• WHAT TO DO:
Output the material below unchanged, apart from leaving out the pictures.

• INPUT FOR THIS TASK:
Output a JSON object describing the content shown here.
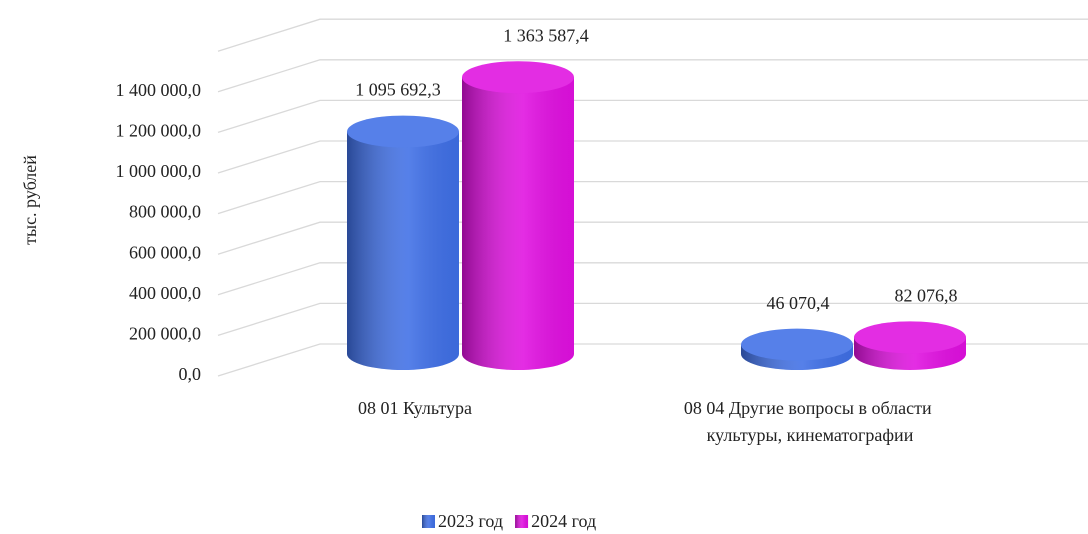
{
  "chart_data": {
    "type": "bar3d",
    "y_axis_label": "тыс. рублей",
    "categories": [
      "08 01 Культура",
      "08 04 Другие вопросы в области культуры, кинематографии"
    ],
    "series": [
      {
        "name": "2023 год",
        "color": "#3f6fe6",
        "values": [
          1095692.3,
          46070.4
        ],
        "value_labels": [
          "1 095 692,3",
          "46 070,4"
        ]
      },
      {
        "name": "2024 год",
        "color": "#e010e0",
        "values": [
          1363587.4,
          82076.8
        ],
        "value_labels": [
          "1 363 587,4",
          "82 076,8"
        ]
      }
    ],
    "ylim": [
      0,
      1600000
    ],
    "yticks": [
      {
        "value": 0,
        "label": "0,0"
      },
      {
        "value": 200000,
        "label": "200 000,0"
      },
      {
        "value": 400000,
        "label": "400 000,0"
      },
      {
        "value": 600000,
        "label": "600 000,0"
      },
      {
        "value": 800000,
        "label": "800 000,0"
      },
      {
        "value": 1000000,
        "label": "1 000 000,0"
      },
      {
        "value": 1200000,
        "label": "1 200 000,0"
      },
      {
        "value": 1400000,
        "label": "1 400 000,0"
      }
    ],
    "grid": true,
    "legend": "bottom"
  }
}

• RESULT FOR THIS TASK:
Output a JSON object describing the content shown here.
{
  "chart_data": {
    "type": "bar3d",
    "y_axis_label": "тыс. рублей",
    "categories": [
      "08 01 Культура",
      "08 04 Другие вопросы в области культуры, кинематографии"
    ],
    "series": [
      {
        "name": "2023 год",
        "color": "#3f6fe6",
        "values": [
          1095692.3,
          46070.4
        ],
        "value_labels": [
          "1 095 692,3",
          "46 070,4"
        ]
      },
      {
        "name": "2024 год",
        "color": "#e010e0",
        "values": [
          1363587.4,
          82076.8
        ],
        "value_labels": [
          "1 363 587,4",
          "82 076,8"
        ]
      }
    ],
    "ylim": [
      0,
      1600000
    ],
    "yticks": [
      {
        "value": 0,
        "label": "0,0"
      },
      {
        "value": 200000,
        "label": "200 000,0"
      },
      {
        "value": 400000,
        "label": "400 000,0"
      },
      {
        "value": 600000,
        "label": "600 000,0"
      },
      {
        "value": 800000,
        "label": "800 000,0"
      },
      {
        "value": 1000000,
        "label": "1 000 000,0"
      },
      {
        "value": 1200000,
        "label": "1 200 000,0"
      },
      {
        "value": 1400000,
        "label": "1 400 000,0"
      }
    ],
    "grid": true,
    "legend": "bottom"
  }
}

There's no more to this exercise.